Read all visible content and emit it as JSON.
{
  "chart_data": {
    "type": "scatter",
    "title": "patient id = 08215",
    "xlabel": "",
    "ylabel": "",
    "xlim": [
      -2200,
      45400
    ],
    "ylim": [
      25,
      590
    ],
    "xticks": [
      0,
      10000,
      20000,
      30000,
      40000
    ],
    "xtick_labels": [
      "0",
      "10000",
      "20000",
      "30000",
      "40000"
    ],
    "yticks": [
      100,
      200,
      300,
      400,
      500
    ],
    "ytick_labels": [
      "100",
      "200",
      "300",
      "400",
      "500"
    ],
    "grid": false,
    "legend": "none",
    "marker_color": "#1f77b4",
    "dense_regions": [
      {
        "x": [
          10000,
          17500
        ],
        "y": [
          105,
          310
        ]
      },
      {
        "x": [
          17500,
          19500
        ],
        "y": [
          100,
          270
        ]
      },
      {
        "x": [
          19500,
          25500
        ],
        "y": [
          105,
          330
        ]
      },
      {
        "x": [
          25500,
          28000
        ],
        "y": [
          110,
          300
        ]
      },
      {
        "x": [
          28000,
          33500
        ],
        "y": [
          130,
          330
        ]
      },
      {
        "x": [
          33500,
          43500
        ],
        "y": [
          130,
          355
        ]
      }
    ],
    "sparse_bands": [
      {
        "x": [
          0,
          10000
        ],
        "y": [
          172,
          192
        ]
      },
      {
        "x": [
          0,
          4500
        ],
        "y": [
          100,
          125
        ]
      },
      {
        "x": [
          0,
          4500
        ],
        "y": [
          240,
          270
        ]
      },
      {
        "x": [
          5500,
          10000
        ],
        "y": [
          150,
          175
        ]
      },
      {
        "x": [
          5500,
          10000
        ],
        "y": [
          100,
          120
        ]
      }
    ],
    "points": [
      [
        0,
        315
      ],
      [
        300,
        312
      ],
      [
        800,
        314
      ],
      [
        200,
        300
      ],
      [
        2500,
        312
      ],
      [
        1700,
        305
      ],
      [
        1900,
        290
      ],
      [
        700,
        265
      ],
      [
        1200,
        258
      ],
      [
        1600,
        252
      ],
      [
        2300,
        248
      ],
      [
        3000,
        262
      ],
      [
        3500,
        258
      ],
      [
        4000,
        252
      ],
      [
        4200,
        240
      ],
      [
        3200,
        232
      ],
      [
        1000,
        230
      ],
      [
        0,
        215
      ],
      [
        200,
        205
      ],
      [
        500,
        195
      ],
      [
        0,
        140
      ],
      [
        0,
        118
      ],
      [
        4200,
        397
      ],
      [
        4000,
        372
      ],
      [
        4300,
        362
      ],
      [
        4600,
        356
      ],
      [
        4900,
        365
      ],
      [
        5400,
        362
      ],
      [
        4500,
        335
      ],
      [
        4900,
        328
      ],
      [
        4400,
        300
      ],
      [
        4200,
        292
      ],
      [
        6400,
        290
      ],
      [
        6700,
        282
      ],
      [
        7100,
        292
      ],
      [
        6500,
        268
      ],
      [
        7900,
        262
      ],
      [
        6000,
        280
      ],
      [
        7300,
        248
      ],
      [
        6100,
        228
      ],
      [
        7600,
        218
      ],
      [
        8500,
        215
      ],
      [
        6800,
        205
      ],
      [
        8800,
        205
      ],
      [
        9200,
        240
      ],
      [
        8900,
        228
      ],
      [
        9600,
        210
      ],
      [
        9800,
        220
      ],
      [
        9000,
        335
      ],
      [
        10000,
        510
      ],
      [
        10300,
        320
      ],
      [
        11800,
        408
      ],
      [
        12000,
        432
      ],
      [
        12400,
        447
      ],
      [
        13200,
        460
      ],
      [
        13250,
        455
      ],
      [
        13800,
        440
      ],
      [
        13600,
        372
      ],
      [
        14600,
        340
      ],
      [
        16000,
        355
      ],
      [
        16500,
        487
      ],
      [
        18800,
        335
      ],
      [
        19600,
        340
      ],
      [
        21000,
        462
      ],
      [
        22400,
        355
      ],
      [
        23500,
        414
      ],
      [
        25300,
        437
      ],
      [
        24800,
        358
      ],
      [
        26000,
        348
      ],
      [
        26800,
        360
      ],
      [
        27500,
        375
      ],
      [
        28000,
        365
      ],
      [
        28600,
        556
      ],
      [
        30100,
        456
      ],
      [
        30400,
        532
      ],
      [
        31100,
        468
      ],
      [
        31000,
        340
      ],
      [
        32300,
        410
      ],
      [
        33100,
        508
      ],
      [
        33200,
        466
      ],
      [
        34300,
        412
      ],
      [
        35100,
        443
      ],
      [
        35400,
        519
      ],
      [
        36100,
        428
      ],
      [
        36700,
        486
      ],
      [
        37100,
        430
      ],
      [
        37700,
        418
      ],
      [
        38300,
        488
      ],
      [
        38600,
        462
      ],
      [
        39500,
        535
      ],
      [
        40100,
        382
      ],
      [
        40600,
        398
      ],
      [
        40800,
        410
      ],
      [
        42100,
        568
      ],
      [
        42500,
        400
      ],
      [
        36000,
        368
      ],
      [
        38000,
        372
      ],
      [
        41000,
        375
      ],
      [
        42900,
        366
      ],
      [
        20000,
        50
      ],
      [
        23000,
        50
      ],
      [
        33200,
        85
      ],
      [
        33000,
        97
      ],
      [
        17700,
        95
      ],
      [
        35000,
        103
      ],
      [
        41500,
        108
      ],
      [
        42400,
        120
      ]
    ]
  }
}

■ ■ ■

# [WHAT TO DO]
Exactly reproduce every line of the data above.

# [CORRECT RESULT]
Read all visible content and emit it as JSON.
{
  "chart_data": {
    "type": "scatter",
    "title": "patient id = 08215",
    "xlabel": "",
    "ylabel": "",
    "xlim": [
      -2200,
      45400
    ],
    "ylim": [
      25,
      590
    ],
    "xticks": [
      0,
      10000,
      20000,
      30000,
      40000
    ],
    "xtick_labels": [
      "0",
      "10000",
      "20000",
      "30000",
      "40000"
    ],
    "yticks": [
      100,
      200,
      300,
      400,
      500
    ],
    "ytick_labels": [
      "100",
      "200",
      "300",
      "400",
      "500"
    ],
    "grid": false,
    "legend": "none",
    "marker_color": "#1f77b4",
    "dense_regions": [
      {
        "x": [
          10000,
          17500
        ],
        "y": [
          105,
          310
        ]
      },
      {
        "x": [
          17500,
          19500
        ],
        "y": [
          100,
          270
        ]
      },
      {
        "x": [
          19500,
          25500
        ],
        "y": [
          105,
          330
        ]
      },
      {
        "x": [
          25500,
          28000
        ],
        "y": [
          110,
          300
        ]
      },
      {
        "x": [
          28000,
          33500
        ],
        "y": [
          130,
          330
        ]
      },
      {
        "x": [
          33500,
          43500
        ],
        "y": [
          130,
          355
        ]
      }
    ],
    "sparse_bands": [
      {
        "x": [
          0,
          10000
        ],
        "y": [
          172,
          192
        ]
      },
      {
        "x": [
          0,
          4500
        ],
        "y": [
          100,
          125
        ]
      },
      {
        "x": [
          0,
          4500
        ],
        "y": [
          240,
          270
        ]
      },
      {
        "x": [
          5500,
          10000
        ],
        "y": [
          150,
          175
        ]
      },
      {
        "x": [
          5500,
          10000
        ],
        "y": [
          100,
          120
        ]
      }
    ],
    "points": [
      [
        0,
        315
      ],
      [
        300,
        312
      ],
      [
        800,
        314
      ],
      [
        200,
        300
      ],
      [
        2500,
        312
      ],
      [
        1700,
        305
      ],
      [
        1900,
        290
      ],
      [
        700,
        265
      ],
      [
        1200,
        258
      ],
      [
        1600,
        252
      ],
      [
        2300,
        248
      ],
      [
        3000,
        262
      ],
      [
        3500,
        258
      ],
      [
        4000,
        252
      ],
      [
        4200,
        240
      ],
      [
        3200,
        232
      ],
      [
        1000,
        230
      ],
      [
        0,
        215
      ],
      [
        200,
        205
      ],
      [
        500,
        195
      ],
      [
        0,
        140
      ],
      [
        0,
        118
      ],
      [
        4200,
        397
      ],
      [
        4000,
        372
      ],
      [
        4300,
        362
      ],
      [
        4600,
        356
      ],
      [
        4900,
        365
      ],
      [
        5400,
        362
      ],
      [
        4500,
        335
      ],
      [
        4900,
        328
      ],
      [
        4400,
        300
      ],
      [
        4200,
        292
      ],
      [
        6400,
        290
      ],
      [
        6700,
        282
      ],
      [
        7100,
        292
      ],
      [
        6500,
        268
      ],
      [
        7900,
        262
      ],
      [
        6000,
        280
      ],
      [
        7300,
        248
      ],
      [
        6100,
        228
      ],
      [
        7600,
        218
      ],
      [
        8500,
        215
      ],
      [
        6800,
        205
      ],
      [
        8800,
        205
      ],
      [
        9200,
        240
      ],
      [
        8900,
        228
      ],
      [
        9600,
        210
      ],
      [
        9800,
        220
      ],
      [
        9000,
        335
      ],
      [
        10000,
        510
      ],
      [
        10300,
        320
      ],
      [
        11800,
        408
      ],
      [
        12000,
        432
      ],
      [
        12400,
        447
      ],
      [
        13200,
        460
      ],
      [
        13250,
        455
      ],
      [
        13800,
        440
      ],
      [
        13600,
        372
      ],
      [
        14600,
        340
      ],
      [
        16000,
        355
      ],
      [
        16500,
        487
      ],
      [
        18800,
        335
      ],
      [
        19600,
        340
      ],
      [
        21000,
        462
      ],
      [
        22400,
        355
      ],
      [
        23500,
        414
      ],
      [
        25300,
        437
      ],
      [
        24800,
        358
      ],
      [
        26000,
        348
      ],
      [
        26800,
        360
      ],
      [
        27500,
        375
      ],
      [
        28000,
        365
      ],
      [
        28600,
        556
      ],
      [
        30100,
        456
      ],
      [
        30400,
        532
      ],
      [
        31100,
        468
      ],
      [
        31000,
        340
      ],
      [
        32300,
        410
      ],
      [
        33100,
        508
      ],
      [
        33200,
        466
      ],
      [
        34300,
        412
      ],
      [
        35100,
        443
      ],
      [
        35400,
        519
      ],
      [
        36100,
        428
      ],
      [
        36700,
        486
      ],
      [
        37100,
        430
      ],
      [
        37700,
        418
      ],
      [
        38300,
        488
      ],
      [
        38600,
        462
      ],
      [
        39500,
        535
      ],
      [
        40100,
        382
      ],
      [
        40600,
        398
      ],
      [
        40800,
        410
      ],
      [
        42100,
        568
      ],
      [
        42500,
        400
      ],
      [
        36000,
        368
      ],
      [
        38000,
        372
      ],
      [
        41000,
        375
      ],
      [
        42900,
        366
      ],
      [
        20000,
        50
      ],
      [
        23000,
        50
      ],
      [
        33200,
        85
      ],
      [
        33000,
        97
      ],
      [
        17700,
        95
      ],
      [
        35000,
        103
      ],
      [
        41500,
        108
      ],
      [
        42400,
        120
      ]
    ]
  }
}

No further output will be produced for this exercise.